(DIRECTION) All lines featuring the string "screenshot" are to be listed.

* Begin SUPPLIED RECORDS *

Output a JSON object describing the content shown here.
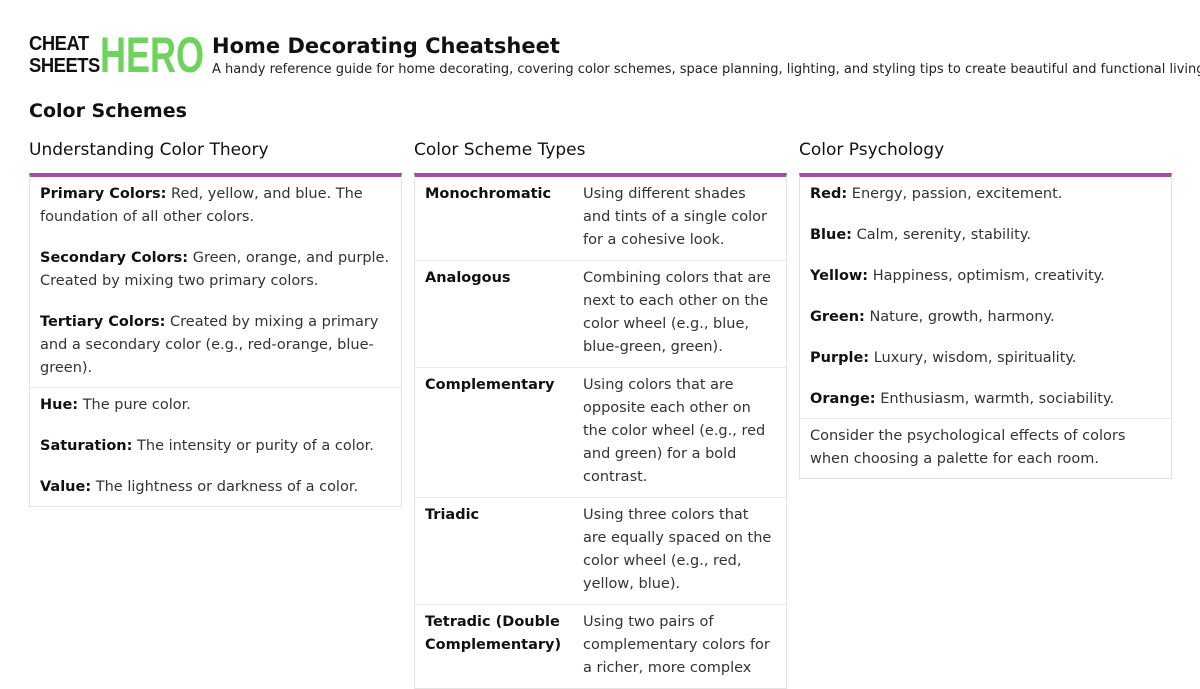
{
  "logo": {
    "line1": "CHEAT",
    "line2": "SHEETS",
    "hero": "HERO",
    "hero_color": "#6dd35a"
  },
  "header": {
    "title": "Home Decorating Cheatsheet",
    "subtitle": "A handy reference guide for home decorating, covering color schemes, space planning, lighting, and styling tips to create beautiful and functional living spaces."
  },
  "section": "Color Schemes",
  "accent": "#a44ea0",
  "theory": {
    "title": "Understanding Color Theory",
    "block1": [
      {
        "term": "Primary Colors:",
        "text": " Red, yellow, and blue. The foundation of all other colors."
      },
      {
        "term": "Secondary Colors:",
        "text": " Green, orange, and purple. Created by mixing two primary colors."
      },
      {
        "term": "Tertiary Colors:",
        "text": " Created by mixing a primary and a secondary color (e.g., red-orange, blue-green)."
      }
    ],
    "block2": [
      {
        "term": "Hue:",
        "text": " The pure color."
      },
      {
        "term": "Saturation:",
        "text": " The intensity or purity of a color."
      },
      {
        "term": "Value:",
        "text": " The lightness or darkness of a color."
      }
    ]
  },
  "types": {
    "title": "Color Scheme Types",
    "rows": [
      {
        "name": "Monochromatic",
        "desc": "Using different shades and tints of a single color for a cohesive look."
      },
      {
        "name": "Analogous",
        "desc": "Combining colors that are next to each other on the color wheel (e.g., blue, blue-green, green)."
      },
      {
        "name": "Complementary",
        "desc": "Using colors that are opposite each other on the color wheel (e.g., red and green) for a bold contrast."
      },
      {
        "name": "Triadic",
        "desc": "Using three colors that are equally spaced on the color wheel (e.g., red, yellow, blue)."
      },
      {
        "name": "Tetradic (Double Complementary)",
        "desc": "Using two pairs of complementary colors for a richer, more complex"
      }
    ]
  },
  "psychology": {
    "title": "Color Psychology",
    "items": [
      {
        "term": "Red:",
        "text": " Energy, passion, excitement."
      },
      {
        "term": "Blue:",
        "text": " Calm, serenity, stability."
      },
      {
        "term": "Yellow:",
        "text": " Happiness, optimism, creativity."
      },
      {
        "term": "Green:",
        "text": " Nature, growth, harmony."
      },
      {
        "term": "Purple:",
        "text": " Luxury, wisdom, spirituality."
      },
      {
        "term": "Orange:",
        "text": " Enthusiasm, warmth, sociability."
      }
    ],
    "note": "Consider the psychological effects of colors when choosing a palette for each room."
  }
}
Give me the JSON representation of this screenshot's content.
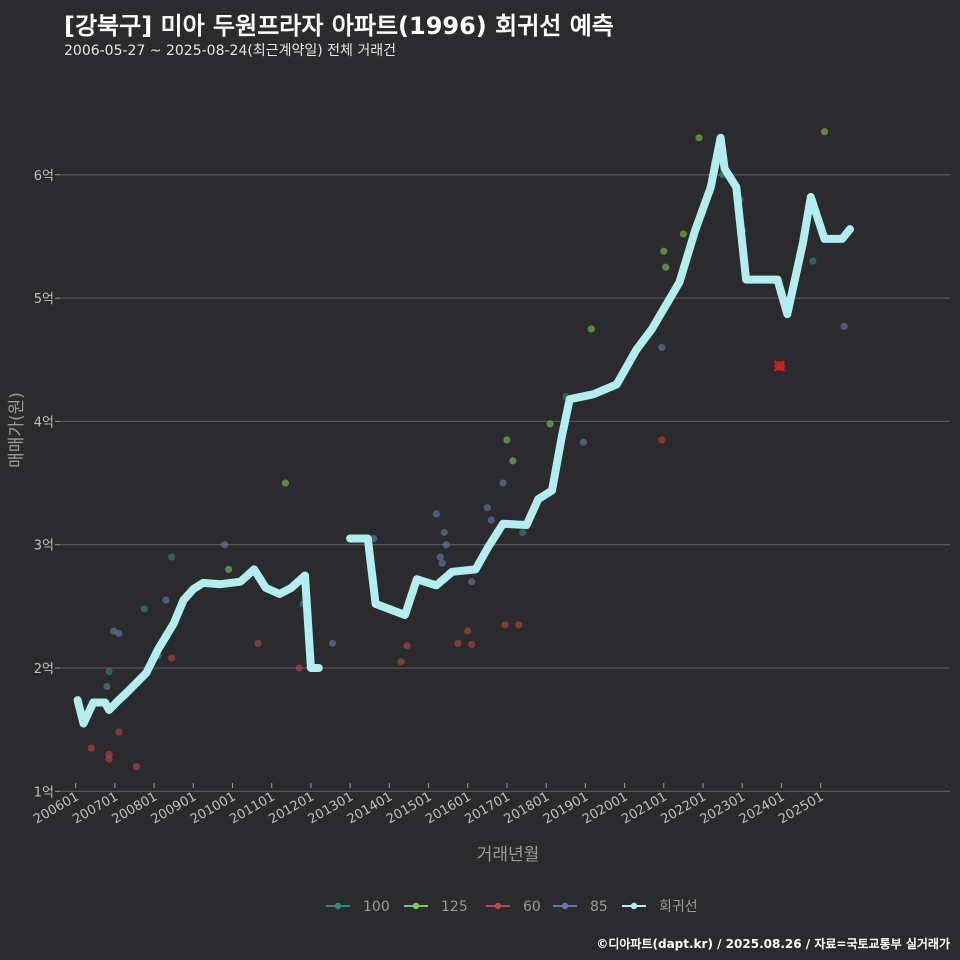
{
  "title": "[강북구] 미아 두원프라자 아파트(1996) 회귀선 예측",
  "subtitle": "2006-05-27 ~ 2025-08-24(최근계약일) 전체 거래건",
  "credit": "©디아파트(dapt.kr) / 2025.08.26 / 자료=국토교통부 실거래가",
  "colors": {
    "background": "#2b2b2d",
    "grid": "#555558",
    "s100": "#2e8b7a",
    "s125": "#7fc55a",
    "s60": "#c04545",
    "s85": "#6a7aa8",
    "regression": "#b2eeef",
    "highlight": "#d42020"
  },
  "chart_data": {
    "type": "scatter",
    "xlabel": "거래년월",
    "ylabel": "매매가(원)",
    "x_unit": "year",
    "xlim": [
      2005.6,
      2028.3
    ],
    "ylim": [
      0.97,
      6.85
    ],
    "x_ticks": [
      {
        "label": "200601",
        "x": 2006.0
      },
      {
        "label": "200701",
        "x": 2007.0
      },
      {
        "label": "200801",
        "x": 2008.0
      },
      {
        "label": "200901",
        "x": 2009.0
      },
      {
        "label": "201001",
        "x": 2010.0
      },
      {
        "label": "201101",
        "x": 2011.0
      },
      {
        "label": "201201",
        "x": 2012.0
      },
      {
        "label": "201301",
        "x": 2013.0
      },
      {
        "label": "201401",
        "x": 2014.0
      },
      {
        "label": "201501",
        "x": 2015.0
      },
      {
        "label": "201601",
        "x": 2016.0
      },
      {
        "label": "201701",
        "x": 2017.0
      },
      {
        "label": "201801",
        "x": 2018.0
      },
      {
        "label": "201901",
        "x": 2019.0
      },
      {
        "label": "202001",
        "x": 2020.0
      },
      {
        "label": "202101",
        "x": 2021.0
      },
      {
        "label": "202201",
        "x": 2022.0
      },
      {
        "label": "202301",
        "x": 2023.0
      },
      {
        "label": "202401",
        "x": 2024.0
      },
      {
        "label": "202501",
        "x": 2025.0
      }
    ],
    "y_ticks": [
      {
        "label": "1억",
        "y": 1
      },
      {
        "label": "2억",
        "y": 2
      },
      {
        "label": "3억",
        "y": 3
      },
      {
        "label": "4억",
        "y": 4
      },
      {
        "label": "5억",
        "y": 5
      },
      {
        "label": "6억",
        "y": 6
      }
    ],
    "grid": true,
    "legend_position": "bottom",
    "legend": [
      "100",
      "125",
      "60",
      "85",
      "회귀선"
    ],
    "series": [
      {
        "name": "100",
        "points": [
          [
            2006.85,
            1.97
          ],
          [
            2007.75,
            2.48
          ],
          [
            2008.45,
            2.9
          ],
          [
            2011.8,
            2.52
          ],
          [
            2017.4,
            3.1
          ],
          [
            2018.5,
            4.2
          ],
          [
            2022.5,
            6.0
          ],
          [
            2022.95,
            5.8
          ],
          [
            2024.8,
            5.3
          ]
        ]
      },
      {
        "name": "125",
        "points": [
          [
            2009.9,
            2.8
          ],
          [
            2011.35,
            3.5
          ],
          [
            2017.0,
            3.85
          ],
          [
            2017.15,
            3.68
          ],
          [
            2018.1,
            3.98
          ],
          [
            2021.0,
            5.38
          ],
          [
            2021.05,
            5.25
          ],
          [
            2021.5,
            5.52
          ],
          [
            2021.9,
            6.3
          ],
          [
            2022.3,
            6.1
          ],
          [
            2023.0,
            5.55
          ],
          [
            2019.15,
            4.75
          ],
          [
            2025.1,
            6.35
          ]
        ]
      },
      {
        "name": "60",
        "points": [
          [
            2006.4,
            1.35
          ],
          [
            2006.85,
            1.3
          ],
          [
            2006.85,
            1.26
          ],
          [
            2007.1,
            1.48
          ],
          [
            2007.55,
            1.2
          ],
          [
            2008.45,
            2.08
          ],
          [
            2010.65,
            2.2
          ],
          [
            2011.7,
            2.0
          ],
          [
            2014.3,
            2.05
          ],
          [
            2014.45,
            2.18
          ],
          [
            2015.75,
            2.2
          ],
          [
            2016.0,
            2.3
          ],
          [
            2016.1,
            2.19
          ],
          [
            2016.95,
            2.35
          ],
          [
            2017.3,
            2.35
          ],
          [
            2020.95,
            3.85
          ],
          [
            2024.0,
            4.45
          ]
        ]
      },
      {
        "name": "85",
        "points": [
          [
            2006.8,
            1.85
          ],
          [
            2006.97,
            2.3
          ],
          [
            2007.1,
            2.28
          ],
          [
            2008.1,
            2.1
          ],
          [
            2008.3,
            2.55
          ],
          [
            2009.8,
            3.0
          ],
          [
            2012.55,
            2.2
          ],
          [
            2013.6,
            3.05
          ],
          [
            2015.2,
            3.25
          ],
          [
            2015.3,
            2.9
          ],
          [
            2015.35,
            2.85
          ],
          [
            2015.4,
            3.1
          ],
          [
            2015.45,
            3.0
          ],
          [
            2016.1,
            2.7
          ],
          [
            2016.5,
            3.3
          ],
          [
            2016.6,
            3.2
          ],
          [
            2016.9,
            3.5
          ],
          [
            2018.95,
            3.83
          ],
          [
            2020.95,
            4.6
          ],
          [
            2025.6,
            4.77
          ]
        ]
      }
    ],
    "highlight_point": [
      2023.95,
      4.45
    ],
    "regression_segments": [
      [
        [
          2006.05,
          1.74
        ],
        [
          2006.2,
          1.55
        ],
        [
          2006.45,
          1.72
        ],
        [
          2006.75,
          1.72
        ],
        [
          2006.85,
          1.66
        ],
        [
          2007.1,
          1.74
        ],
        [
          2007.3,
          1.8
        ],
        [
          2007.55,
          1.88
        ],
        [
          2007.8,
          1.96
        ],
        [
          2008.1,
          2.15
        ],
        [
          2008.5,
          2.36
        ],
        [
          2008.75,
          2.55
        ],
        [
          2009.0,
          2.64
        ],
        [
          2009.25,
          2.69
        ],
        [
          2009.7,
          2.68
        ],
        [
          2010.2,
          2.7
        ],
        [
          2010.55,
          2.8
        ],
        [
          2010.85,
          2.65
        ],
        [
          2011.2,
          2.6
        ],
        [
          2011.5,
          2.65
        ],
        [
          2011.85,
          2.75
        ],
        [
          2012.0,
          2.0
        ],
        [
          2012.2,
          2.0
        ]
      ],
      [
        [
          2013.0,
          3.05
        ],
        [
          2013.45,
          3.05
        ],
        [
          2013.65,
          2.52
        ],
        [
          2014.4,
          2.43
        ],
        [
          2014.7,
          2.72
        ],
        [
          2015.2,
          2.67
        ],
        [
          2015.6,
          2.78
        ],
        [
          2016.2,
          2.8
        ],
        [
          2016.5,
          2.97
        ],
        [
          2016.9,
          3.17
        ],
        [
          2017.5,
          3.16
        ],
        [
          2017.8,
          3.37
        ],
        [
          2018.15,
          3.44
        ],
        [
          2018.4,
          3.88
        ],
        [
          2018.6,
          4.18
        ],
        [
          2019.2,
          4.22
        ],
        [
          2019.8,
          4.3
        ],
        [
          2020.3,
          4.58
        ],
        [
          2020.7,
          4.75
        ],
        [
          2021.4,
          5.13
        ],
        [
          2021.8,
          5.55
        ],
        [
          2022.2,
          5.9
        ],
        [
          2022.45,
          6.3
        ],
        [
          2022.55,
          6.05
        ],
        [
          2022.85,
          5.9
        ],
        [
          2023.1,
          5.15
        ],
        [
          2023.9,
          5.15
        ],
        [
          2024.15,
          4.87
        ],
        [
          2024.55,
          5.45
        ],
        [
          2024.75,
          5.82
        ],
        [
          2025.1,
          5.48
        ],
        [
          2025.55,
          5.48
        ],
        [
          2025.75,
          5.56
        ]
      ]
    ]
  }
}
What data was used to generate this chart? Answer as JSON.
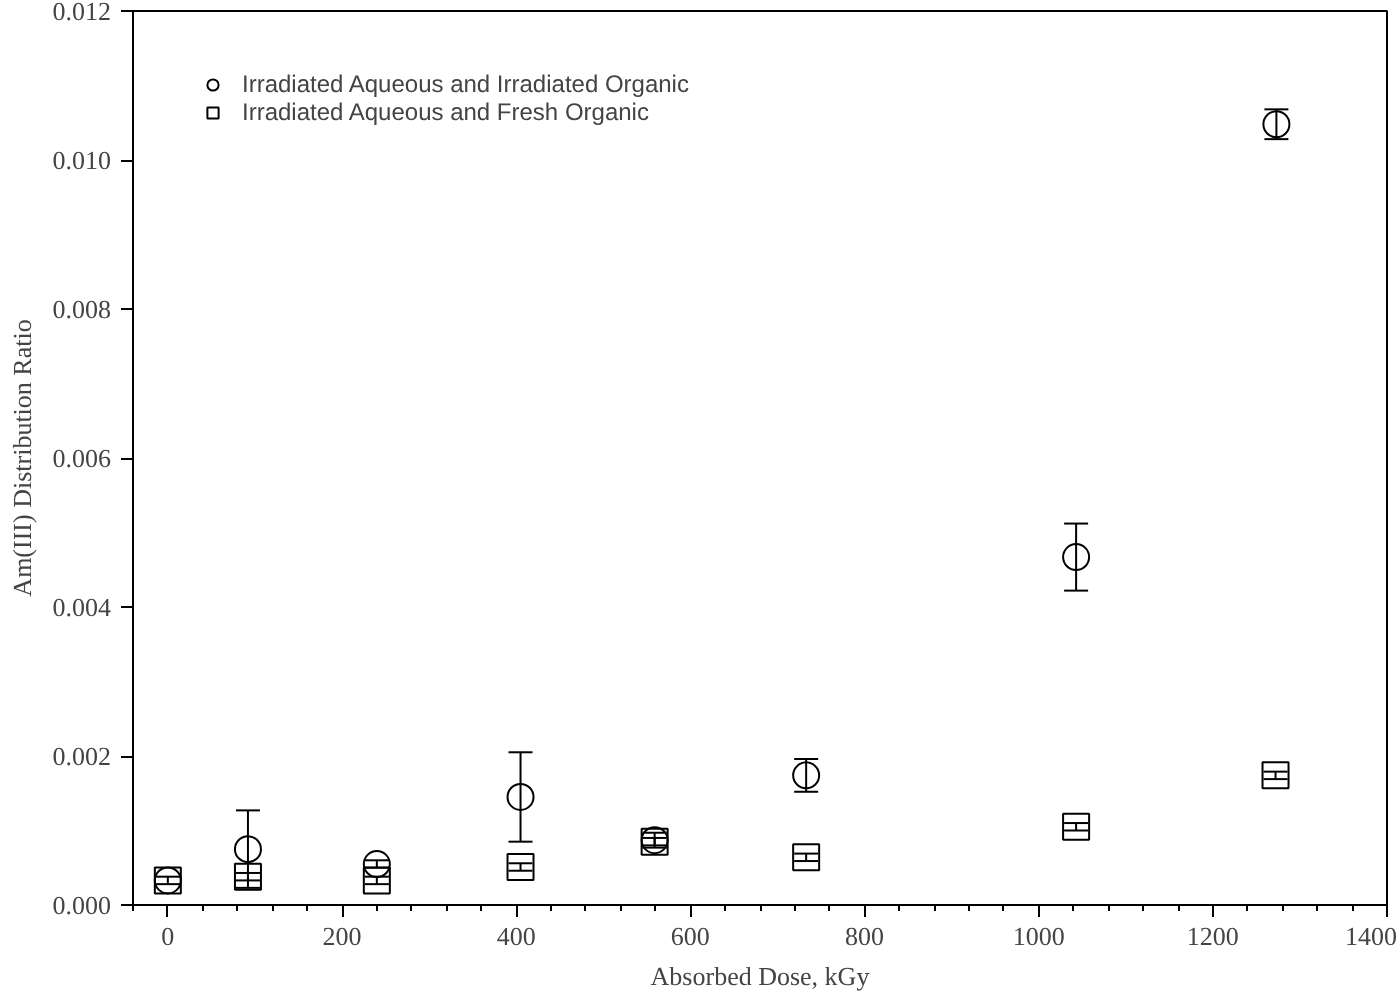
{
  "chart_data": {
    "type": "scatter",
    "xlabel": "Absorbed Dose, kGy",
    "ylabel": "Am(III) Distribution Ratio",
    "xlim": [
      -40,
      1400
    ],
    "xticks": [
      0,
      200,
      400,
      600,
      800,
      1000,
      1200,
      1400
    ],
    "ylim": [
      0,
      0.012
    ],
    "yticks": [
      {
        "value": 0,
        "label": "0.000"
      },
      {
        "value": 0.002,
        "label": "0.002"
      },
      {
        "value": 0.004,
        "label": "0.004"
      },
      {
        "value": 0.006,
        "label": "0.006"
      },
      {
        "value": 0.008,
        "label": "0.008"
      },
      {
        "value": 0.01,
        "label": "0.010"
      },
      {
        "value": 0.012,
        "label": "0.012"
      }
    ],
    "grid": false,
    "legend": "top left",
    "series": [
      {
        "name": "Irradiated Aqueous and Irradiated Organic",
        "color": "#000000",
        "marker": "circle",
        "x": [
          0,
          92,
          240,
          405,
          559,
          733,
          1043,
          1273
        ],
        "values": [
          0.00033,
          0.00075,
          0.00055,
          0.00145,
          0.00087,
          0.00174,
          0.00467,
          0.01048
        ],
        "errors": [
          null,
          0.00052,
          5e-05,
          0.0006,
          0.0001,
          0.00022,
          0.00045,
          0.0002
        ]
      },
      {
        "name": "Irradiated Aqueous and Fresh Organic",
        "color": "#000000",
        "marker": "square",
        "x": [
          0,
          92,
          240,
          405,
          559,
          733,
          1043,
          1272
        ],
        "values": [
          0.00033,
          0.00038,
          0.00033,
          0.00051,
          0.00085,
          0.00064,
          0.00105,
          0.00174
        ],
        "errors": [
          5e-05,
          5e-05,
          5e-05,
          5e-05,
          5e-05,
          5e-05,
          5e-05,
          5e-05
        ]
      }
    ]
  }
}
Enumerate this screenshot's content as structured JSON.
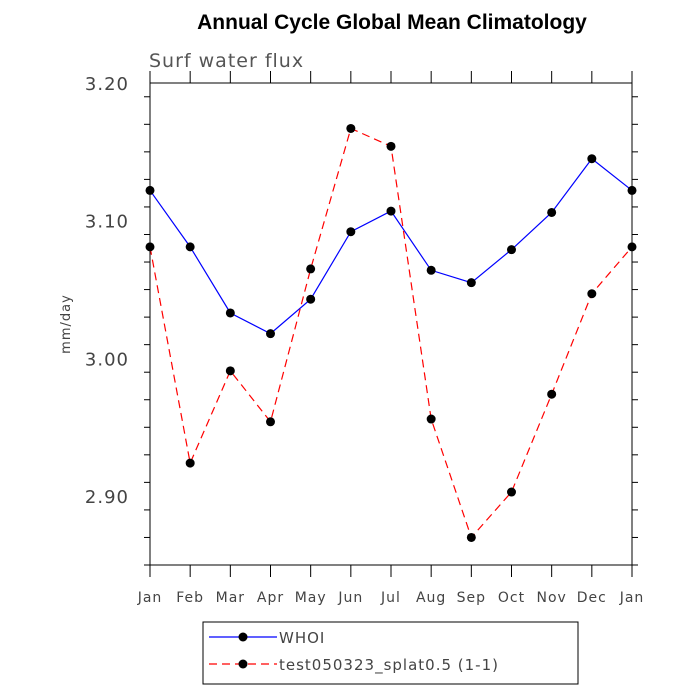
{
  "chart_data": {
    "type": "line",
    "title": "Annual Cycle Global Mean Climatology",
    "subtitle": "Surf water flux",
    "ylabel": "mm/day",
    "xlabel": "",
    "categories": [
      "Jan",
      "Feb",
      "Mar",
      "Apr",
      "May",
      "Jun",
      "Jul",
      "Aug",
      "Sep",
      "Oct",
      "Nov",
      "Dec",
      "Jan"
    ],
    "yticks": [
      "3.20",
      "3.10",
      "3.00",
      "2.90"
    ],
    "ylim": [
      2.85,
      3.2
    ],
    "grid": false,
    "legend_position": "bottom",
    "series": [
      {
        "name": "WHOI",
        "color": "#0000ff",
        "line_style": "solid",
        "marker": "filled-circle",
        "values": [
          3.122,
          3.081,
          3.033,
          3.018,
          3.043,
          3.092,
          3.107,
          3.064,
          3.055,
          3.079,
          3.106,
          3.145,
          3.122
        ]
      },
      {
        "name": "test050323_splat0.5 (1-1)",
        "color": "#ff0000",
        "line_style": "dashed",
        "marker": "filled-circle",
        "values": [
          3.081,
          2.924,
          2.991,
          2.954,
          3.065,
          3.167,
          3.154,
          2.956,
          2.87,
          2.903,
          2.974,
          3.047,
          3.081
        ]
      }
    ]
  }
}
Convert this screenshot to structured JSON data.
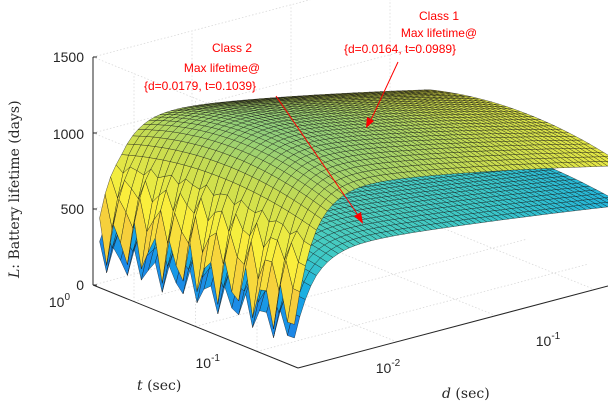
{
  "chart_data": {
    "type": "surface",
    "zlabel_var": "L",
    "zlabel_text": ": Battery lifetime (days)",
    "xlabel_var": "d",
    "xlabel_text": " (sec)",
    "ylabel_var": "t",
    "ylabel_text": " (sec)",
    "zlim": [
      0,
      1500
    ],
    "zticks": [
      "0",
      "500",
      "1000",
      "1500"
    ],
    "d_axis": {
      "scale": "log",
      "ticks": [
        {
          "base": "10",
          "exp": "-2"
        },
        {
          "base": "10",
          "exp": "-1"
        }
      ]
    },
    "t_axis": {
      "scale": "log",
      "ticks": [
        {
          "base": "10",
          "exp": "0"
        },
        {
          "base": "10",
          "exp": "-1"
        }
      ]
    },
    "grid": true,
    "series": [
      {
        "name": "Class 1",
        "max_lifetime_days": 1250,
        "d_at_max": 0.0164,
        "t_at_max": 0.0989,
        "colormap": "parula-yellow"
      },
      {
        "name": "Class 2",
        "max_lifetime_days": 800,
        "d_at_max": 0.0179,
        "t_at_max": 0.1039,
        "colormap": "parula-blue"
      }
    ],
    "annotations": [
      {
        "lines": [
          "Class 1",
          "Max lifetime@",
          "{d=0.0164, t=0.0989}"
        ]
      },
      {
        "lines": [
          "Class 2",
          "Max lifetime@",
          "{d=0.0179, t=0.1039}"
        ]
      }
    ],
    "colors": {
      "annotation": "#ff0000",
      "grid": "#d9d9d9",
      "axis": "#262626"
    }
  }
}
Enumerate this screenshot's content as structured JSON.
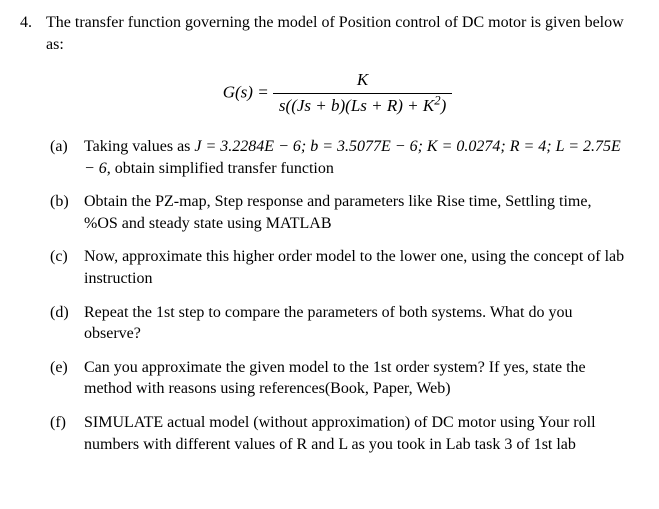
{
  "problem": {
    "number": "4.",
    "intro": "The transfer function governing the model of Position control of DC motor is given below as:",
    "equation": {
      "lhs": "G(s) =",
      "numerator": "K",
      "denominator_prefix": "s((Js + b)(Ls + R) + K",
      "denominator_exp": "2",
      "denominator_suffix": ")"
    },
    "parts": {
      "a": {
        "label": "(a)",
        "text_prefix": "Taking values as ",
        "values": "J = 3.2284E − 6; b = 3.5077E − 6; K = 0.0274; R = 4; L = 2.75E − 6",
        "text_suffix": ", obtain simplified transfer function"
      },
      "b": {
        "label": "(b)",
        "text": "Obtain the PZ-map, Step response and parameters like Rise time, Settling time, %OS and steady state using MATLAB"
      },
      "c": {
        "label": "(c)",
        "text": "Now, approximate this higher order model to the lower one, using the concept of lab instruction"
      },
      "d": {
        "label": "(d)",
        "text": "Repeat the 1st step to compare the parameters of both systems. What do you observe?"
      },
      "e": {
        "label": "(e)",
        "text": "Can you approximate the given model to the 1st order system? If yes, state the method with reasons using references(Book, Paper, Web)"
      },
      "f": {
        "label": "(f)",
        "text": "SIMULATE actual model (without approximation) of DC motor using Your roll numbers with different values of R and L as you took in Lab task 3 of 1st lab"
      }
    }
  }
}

* End SUPPLIED RECORDS *

(THE COMPLETED TASK)
Give me the JSON representation of this screenshot's content.
Enumerate this screenshot's content as structured JSON.
Convert this screenshot to structured JSON data.
Enumerate this screenshot's content as structured JSON.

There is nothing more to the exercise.